#### Given records ####

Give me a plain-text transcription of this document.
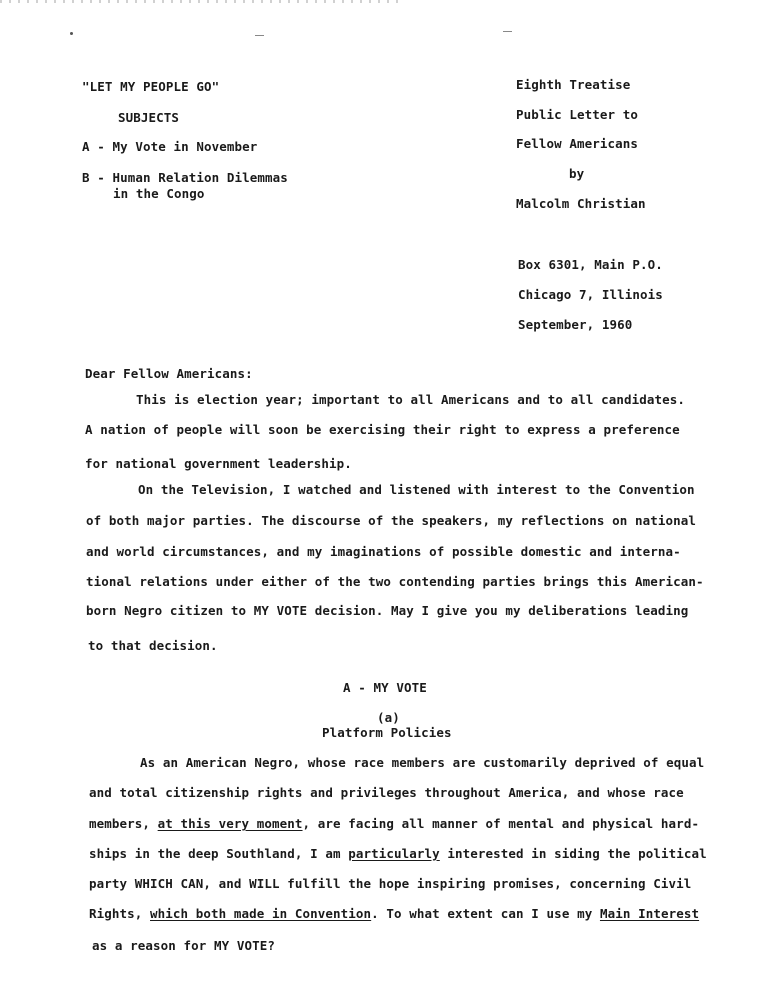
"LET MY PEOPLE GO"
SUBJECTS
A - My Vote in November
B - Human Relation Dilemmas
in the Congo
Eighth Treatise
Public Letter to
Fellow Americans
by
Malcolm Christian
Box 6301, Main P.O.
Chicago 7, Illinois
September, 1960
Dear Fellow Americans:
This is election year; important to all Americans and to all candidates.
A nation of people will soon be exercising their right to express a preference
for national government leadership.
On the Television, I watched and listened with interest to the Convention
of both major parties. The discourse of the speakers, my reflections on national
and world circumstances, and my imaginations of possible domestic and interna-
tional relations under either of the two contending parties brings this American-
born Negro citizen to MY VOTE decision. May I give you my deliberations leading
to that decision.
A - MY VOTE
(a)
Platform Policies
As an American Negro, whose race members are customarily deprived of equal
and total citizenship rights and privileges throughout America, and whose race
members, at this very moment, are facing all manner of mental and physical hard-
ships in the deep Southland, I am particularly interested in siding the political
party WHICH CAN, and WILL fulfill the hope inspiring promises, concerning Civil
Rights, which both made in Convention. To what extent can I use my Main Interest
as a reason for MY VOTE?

####
#### Given records ####

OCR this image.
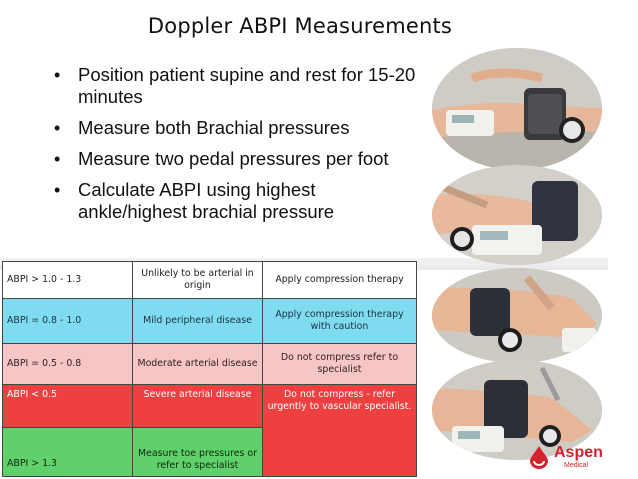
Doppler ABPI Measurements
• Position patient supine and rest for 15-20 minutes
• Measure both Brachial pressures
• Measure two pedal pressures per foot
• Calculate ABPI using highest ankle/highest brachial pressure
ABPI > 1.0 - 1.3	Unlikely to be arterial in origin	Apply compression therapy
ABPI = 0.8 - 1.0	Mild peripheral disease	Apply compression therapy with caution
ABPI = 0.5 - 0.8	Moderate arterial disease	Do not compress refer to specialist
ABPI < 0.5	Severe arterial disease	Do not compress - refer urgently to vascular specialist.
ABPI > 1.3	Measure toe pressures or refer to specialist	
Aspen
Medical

####

#### Instructions to follow
Sift through the entries and copy every line with "decision".

#### Answer to the exercise
born Negro citizen to MY VOTE decision. May I give you my deliberations leading
to that decision.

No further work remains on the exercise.